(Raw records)
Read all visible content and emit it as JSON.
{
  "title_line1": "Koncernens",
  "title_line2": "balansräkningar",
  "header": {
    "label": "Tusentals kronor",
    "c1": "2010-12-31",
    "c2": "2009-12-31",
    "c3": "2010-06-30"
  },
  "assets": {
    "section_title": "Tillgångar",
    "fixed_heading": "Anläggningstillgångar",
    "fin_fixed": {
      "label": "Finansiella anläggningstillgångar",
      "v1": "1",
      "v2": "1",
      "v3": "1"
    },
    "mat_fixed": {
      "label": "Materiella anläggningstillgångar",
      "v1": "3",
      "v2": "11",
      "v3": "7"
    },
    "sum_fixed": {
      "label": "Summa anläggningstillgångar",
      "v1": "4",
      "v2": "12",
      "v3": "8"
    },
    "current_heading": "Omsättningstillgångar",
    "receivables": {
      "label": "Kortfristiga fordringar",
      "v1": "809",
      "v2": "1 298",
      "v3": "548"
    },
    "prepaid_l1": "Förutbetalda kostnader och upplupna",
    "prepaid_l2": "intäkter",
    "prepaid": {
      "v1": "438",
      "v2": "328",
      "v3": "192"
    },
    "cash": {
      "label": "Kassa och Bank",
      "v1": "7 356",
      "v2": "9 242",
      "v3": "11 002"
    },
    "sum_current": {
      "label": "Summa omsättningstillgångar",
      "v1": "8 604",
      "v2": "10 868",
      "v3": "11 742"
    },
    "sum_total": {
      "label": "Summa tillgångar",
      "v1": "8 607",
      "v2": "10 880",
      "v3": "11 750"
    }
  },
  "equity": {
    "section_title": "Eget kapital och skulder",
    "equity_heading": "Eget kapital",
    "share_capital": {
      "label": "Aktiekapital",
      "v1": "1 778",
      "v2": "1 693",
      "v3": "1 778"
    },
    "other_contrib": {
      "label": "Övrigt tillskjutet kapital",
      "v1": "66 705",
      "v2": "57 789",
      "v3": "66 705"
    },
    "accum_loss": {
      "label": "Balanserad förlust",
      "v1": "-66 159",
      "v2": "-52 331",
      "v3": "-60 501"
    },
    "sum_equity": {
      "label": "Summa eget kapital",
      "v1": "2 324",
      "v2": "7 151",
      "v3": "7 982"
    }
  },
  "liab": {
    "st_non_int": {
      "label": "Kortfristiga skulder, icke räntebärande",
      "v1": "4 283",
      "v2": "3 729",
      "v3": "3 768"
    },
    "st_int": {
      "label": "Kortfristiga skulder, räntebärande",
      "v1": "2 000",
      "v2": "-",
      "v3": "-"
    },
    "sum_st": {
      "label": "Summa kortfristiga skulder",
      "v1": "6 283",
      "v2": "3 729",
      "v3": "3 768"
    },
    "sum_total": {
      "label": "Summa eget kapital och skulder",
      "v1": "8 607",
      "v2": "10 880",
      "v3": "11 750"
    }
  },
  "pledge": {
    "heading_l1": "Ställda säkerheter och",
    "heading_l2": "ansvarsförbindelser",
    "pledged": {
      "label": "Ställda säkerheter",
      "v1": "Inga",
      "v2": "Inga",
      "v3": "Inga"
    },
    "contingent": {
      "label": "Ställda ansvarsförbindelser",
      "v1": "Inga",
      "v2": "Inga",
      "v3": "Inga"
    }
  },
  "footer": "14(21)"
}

● **The request**: Show the lines where the word "skulder" appears in the entries.

● **Complete response**:
    "section_title": "Eget kapital och skulder",
      "label": "Kortfristiga skulder, icke räntebärande",
      "label": "Kortfristiga skulder, räntebärande",
      "label": "Summa kortfristiga skulder",
      "label": "Summa eget kapital och skulder",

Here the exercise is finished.